Read the data and repeat it in full, exactly.

start

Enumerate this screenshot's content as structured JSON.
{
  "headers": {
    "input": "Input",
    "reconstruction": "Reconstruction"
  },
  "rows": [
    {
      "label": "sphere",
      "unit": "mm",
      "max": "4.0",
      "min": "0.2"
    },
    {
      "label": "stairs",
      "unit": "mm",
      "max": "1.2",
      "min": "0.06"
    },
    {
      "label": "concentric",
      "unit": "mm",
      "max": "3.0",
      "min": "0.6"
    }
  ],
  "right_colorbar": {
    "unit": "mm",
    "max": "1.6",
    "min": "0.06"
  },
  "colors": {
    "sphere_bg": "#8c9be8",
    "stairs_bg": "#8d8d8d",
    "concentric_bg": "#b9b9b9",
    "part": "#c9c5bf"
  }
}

end

— Answer to this task —
Enumerate this screenshot's content as structured JSON.
{
  "headers": {
    "input": "Input",
    "reconstruction": "Reconstruction"
  },
  "rows": [
    {
      "label": "sphere",
      "unit": "mm",
      "max": "4.0",
      "min": "0.2"
    },
    {
      "label": "stairs",
      "unit": "mm",
      "max": "1.2",
      "min": "0.06"
    },
    {
      "label": "concentric",
      "unit": "mm",
      "max": "3.0",
      "min": "0.6"
    }
  ],
  "right_colorbar": {
    "unit": "mm",
    "max": "1.6",
    "min": "0.06"
  },
  "colors": {
    "sphere_bg": "#8c9be8",
    "stairs_bg": "#8d8d8d",
    "concentric_bg": "#b9b9b9",
    "part": "#c9c5bf"
  }
}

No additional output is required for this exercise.